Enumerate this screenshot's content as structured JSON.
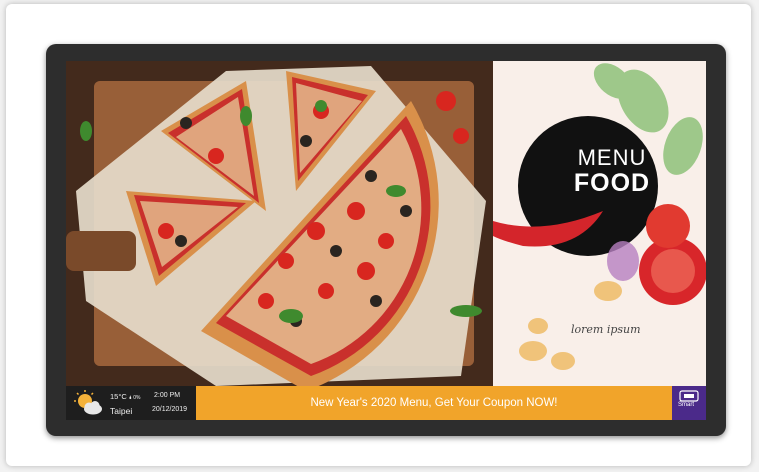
{
  "menu": {
    "line1": "MENU",
    "line2": "FOOD",
    "tagline": "lorem ipsum"
  },
  "ticker": {
    "message": "New Year's 2020 Menu, Get Your Coupon NOW!"
  },
  "weather": {
    "temperature": "15°C",
    "precip": "🌢 0%",
    "city": "Taipei",
    "time": "2:00 PM",
    "date": "20/12/2019",
    "icon": "partly-cloudy-icon"
  },
  "brand": {
    "label": "Smart",
    "icon": "smart-logo-icon"
  },
  "colors": {
    "ticker_bg": "#f1a42a",
    "weather_bg": "#1e1e1e",
    "brand_bg": "#4b2a8a",
    "menu_circle": "#111111",
    "art_bg": "#f9efe9"
  }
}
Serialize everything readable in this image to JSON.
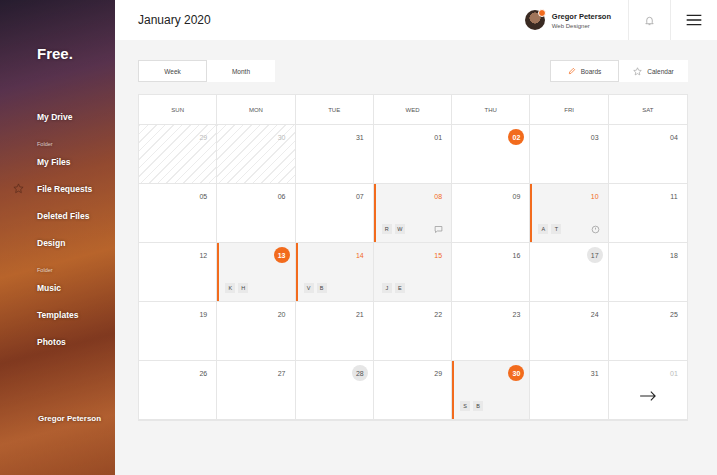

=== EXERCISE ===
Without the pictures, write out every entry precisely as it appears.

=== FINISHED TASK ===
Enumerate this screenshot's content as structured JSON.
{
  "menu": {
    "line1": "MENU",
    "line2": "FOOD",
    "tagline": "lorem ipsum"
  },
  "ticker": {
    "message": "New Year's 2020 Menu, Get Your Coupon NOW!"
  },
  "weather": {
    "temperature": "15°C",
    "precip": "🌢 0%",
    "city": "Taipei",
    "time": "2:00 PM",
    "date": "20/12/2019",
    "icon": "partly-cloudy-icon"
  },
  "brand": {
    "label": "Smart",
    "icon": "smart-logo-icon"
  },
  "colors": {
    "ticker_bg": "#f1a42a",
    "weather_bg": "#1e1e1e",
    "brand_bg": "#4b2a8a",
    "menu_circle": "#111111",
    "art_bg": "#f9efe9"
  }
}
Serialize everything readable in this image to JSON.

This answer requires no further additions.